Set down, in full, every record in the block.

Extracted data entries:
++++++++++

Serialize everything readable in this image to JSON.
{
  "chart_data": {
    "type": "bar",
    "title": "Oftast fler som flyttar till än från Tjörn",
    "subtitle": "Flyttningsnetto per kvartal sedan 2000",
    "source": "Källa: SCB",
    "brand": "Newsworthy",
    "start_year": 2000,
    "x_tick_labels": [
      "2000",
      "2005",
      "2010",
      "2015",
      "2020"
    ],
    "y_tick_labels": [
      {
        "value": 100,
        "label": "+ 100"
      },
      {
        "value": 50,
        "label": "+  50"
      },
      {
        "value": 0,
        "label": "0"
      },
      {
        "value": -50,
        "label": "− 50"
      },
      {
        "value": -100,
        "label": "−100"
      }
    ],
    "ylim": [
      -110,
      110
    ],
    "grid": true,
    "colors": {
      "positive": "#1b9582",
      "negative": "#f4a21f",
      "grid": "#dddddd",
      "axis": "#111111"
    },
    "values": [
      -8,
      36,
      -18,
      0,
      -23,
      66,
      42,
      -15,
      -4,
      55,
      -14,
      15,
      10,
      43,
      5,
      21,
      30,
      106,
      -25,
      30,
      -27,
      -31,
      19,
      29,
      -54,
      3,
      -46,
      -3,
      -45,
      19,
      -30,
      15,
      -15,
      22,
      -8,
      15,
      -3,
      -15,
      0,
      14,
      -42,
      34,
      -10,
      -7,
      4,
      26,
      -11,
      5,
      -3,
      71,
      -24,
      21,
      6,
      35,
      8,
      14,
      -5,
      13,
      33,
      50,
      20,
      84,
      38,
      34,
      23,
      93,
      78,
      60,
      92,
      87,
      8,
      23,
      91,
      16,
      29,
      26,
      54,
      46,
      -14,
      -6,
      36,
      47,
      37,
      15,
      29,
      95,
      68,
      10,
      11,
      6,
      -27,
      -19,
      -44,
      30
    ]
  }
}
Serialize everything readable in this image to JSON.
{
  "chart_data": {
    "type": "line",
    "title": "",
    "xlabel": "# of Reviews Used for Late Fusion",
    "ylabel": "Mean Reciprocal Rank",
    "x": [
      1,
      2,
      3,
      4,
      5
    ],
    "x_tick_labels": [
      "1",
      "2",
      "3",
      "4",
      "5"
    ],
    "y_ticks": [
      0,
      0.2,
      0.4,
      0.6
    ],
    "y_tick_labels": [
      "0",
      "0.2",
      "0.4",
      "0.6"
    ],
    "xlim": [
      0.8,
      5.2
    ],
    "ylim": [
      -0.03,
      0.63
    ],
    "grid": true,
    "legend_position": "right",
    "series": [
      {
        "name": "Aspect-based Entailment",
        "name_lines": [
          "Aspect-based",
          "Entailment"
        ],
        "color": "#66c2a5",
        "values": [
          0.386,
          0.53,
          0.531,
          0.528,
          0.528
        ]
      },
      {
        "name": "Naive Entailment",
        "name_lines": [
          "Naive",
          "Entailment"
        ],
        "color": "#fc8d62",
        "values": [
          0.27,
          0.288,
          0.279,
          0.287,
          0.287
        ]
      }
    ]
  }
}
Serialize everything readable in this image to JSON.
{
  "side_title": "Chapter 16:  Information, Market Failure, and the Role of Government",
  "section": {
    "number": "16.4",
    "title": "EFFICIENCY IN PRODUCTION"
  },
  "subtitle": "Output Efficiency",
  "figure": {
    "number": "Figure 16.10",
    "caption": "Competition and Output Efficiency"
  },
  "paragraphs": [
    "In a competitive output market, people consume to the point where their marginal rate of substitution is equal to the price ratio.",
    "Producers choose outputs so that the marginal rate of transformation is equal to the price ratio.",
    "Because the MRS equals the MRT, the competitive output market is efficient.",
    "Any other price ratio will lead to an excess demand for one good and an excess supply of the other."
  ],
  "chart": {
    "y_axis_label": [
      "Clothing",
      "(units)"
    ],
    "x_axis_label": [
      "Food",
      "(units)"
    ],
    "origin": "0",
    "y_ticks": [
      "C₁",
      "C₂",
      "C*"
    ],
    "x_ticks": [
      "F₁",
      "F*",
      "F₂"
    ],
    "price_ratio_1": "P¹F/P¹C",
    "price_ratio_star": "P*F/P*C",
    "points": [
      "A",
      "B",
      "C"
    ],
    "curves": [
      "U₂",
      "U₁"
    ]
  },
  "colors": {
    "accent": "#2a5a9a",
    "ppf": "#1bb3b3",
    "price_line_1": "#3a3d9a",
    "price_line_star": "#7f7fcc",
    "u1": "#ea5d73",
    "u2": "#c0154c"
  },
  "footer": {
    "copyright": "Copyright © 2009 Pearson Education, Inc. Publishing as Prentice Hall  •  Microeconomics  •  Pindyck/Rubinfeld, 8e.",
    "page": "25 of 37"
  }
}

++++++++++

» The reply:
Serialize everything readable in this image to JSON.
{
  "chart_data": {
    "type": "bar",
    "title": "Oftast fler som flyttar till än från Tjörn",
    "subtitle": "Flyttningsnetto per kvartal sedan 2000",
    "source": "Källa: SCB",
    "brand": "Newsworthy",
    "start_year": 2000,
    "x_tick_labels": [
      "2000",
      "2005",
      "2010",
      "2015",
      "2020"
    ],
    "y_tick_labels": [
      {
        "value": 100,
        "label": "+ 100"
      },
      {
        "value": 50,
        "label": "+  50"
      },
      {
        "value": 0,
        "label": "0"
      },
      {
        "value": -50,
        "label": "− 50"
      },
      {
        "value": -100,
        "label": "−100"
      }
    ],
    "ylim": [
      -110,
      110
    ],
    "grid": true,
    "colors": {
      "positive": "#1b9582",
      "negative": "#f4a21f",
      "grid": "#dddddd",
      "axis": "#111111"
    },
    "values": [
      -8,
      36,
      -18,
      0,
      -23,
      66,
      42,
      -15,
      -4,
      55,
      -14,
      15,
      10,
      43,
      5,
      21,
      30,
      106,
      -25,
      30,
      -27,
      -31,
      19,
      29,
      -54,
      3,
      -46,
      -3,
      -45,
      19,
      -30,
      15,
      -15,
      22,
      -8,
      15,
      -3,
      -15,
      0,
      14,
      -42,
      34,
      -10,
      -7,
      4,
      26,
      -11,
      5,
      -3,
      71,
      -24,
      21,
      6,
      35,
      8,
      14,
      -5,
      13,
      33,
      50,
      20,
      84,
      38,
      34,
      23,
      93,
      78,
      60,
      92,
      87,
      8,
      23,
      91,
      16,
      29,
      26,
      54,
      46,
      -14,
      -6,
      36,
      47,
      37,
      15,
      29,
      95,
      68,
      10,
      11,
      6,
      -27,
      -19,
      -44,
      30
    ]
  }
}
Serialize everything readable in this image to JSON.
{
  "chart_data": {
    "type": "line",
    "title": "",
    "xlabel": "# of Reviews Used for Late Fusion",
    "ylabel": "Mean Reciprocal Rank",
    "x": [
      1,
      2,
      3,
      4,
      5
    ],
    "x_tick_labels": [
      "1",
      "2",
      "3",
      "4",
      "5"
    ],
    "y_ticks": [
      0,
      0.2,
      0.4,
      0.6
    ],
    "y_tick_labels": [
      "0",
      "0.2",
      "0.4",
      "0.6"
    ],
    "xlim": [
      0.8,
      5.2
    ],
    "ylim": [
      -0.03,
      0.63
    ],
    "grid": true,
    "legend_position": "right",
    "series": [
      {
        "name": "Aspect-based Entailment",
        "name_lines": [
          "Aspect-based",
          "Entailment"
        ],
        "color": "#66c2a5",
        "values": [
          0.386,
          0.53,
          0.531,
          0.528,
          0.528
        ]
      },
      {
        "name": "Naive Entailment",
        "name_lines": [
          "Naive",
          "Entailment"
        ],
        "color": "#fc8d62",
        "values": [
          0.27,
          0.288,
          0.279,
          0.287,
          0.287
        ]
      }
    ]
  }
}
Serialize everything readable in this image to JSON.
{
  "side_title": "Chapter 16:  Information, Market Failure, and the Role of Government",
  "section": {
    "number": "16.4",
    "title": "EFFICIENCY IN PRODUCTION"
  },
  "subtitle": "Output Efficiency",
  "figure": {
    "number": "Figure 16.10",
    "caption": "Competition and Output Efficiency"
  },
  "paragraphs": [
    "In a competitive output market, people consume to the point where their marginal rate of substitution is equal to the price ratio.",
    "Producers choose outputs so that the marginal rate of transformation is equal to the price ratio.",
    "Because the MRS equals the MRT, the competitive output market is efficient.",
    "Any other price ratio will lead to an excess demand for one good and an excess supply of the other."
  ],
  "chart": {
    "y_axis_label": [
      "Clothing",
      "(units)"
    ],
    "x_axis_label": [
      "Food",
      "(units)"
    ],
    "origin": "0",
    "y_ticks": [
      "C₁",
      "C₂",
      "C*"
    ],
    "x_ticks": [
      "F₁",
      "F*",
      "F₂"
    ],
    "price_ratio_1": "P¹F/P¹C",
    "price_ratio_star": "P*F/P*C",
    "points": [
      "A",
      "B",
      "C"
    ],
    "curves": [
      "U₂",
      "U₁"
    ]
  },
  "colors": {
    "accent": "#2a5a9a",
    "ppf": "#1bb3b3",
    "price_line_1": "#3a3d9a",
    "price_line_star": "#7f7fcc",
    "u1": "#ea5d73",
    "u2": "#c0154c"
  },
  "footer": {
    "copyright": "Copyright © 2009 Pearson Education, Inc. Publishing as Prentice Hall  •  Microeconomics  •  Pindyck/Rubinfeld, 8e.",
    "page": "25 of 37"
  }
}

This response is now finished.